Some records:
╔══
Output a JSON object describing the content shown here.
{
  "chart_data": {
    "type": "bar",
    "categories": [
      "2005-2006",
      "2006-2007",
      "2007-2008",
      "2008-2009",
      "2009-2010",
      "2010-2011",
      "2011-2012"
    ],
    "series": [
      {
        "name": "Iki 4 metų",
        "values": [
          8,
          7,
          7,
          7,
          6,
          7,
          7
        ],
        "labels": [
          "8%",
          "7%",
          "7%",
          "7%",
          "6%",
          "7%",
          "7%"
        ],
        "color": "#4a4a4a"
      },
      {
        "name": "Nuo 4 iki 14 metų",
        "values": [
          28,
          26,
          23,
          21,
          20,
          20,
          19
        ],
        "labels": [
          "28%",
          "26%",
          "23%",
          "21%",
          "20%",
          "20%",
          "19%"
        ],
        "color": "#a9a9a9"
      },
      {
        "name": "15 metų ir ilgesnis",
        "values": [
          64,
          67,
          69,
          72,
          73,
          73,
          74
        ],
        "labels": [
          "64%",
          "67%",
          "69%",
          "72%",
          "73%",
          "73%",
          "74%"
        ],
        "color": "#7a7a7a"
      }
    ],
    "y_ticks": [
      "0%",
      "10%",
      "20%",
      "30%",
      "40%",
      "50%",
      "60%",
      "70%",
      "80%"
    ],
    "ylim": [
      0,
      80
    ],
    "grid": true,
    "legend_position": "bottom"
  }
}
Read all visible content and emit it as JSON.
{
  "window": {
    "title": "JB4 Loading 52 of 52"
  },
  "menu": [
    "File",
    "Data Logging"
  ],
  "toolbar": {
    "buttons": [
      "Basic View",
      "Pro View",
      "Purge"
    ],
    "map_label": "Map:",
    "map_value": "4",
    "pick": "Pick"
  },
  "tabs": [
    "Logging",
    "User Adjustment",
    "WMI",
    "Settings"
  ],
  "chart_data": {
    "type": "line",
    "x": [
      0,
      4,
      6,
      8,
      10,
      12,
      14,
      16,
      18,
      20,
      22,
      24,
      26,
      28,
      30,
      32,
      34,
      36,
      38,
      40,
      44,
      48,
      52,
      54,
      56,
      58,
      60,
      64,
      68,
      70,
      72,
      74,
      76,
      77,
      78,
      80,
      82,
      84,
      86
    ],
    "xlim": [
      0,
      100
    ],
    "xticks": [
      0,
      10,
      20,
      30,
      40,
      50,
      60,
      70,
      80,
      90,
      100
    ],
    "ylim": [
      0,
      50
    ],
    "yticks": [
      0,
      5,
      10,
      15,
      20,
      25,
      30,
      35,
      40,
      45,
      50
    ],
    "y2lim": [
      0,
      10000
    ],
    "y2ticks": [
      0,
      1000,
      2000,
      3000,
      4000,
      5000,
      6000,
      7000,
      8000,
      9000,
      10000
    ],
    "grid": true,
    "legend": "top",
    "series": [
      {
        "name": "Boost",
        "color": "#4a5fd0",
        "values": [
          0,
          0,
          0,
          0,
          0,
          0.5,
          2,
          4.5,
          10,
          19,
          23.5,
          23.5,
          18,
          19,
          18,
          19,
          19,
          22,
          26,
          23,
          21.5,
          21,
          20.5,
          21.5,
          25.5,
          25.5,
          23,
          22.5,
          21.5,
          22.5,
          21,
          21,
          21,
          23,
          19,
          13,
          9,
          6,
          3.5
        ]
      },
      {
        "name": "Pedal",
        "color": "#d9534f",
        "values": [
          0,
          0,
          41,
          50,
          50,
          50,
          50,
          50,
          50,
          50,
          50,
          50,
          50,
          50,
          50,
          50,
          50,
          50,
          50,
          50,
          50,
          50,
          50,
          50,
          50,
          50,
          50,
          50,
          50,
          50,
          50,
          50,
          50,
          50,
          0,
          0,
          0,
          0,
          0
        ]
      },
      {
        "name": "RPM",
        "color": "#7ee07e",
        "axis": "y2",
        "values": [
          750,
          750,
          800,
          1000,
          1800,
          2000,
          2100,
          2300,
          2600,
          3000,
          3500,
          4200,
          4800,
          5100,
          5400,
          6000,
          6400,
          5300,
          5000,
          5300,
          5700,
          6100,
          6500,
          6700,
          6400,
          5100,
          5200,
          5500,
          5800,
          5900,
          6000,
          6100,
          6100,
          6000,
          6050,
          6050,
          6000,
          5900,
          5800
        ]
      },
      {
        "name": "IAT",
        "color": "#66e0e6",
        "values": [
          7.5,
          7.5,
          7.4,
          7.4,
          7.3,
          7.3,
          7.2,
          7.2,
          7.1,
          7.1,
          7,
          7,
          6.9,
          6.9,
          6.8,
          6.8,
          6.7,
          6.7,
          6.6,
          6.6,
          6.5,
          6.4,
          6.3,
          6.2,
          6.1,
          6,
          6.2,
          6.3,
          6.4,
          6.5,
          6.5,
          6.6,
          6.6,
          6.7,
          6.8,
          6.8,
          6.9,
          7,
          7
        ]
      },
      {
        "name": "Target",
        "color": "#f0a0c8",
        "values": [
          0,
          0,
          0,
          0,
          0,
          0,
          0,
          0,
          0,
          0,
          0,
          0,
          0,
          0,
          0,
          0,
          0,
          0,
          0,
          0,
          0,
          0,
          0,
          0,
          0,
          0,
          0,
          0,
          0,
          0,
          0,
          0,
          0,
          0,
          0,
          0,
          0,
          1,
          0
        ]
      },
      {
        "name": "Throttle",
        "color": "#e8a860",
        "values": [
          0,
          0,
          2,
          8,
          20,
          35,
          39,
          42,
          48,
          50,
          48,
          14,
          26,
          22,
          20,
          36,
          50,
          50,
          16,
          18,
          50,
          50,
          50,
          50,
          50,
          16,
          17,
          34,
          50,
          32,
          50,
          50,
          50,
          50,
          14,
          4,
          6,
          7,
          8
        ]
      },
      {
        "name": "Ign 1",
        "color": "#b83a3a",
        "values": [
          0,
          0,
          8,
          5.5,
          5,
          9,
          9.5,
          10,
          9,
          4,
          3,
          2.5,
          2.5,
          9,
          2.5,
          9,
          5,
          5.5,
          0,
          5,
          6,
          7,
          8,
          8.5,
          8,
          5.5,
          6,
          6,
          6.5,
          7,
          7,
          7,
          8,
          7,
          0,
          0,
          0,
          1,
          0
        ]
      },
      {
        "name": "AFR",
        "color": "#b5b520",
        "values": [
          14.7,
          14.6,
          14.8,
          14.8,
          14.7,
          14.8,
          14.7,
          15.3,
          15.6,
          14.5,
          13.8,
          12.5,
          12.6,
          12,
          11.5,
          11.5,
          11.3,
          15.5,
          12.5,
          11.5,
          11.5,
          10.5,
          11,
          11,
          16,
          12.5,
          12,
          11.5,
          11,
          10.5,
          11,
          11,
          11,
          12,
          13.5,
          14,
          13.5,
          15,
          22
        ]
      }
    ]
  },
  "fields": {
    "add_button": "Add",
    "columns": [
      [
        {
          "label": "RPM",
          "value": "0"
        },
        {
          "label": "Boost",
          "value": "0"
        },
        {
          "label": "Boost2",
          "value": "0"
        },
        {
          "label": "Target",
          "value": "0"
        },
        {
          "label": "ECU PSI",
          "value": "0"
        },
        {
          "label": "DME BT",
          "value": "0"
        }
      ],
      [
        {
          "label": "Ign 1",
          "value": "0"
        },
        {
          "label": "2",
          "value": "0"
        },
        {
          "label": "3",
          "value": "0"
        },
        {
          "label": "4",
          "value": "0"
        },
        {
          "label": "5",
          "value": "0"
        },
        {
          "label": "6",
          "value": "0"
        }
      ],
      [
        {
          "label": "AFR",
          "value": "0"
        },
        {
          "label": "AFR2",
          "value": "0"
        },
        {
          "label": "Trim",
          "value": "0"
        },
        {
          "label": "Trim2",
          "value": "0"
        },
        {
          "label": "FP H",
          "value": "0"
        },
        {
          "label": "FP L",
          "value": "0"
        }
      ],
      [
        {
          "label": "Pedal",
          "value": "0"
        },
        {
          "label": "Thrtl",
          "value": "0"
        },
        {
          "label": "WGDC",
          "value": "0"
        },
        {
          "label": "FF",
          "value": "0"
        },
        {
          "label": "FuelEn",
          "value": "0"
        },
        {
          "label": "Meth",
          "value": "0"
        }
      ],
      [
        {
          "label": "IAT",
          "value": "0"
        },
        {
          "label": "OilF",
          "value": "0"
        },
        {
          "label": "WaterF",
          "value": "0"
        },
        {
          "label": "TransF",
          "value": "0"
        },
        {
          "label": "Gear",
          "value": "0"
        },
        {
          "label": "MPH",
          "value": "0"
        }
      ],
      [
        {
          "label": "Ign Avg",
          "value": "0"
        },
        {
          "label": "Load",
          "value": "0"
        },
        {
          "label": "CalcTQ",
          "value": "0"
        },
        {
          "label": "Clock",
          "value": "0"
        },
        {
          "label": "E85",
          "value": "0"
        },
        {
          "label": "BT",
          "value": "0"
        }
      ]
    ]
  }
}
╚══
#### DIRECTIONS:
Copy every line from the entries that contains the word "JSON".

#### SOLUTION FOR THIS TASK:
Output a JSON object describing the content shown here.
Read all visible content and emit it as JSON.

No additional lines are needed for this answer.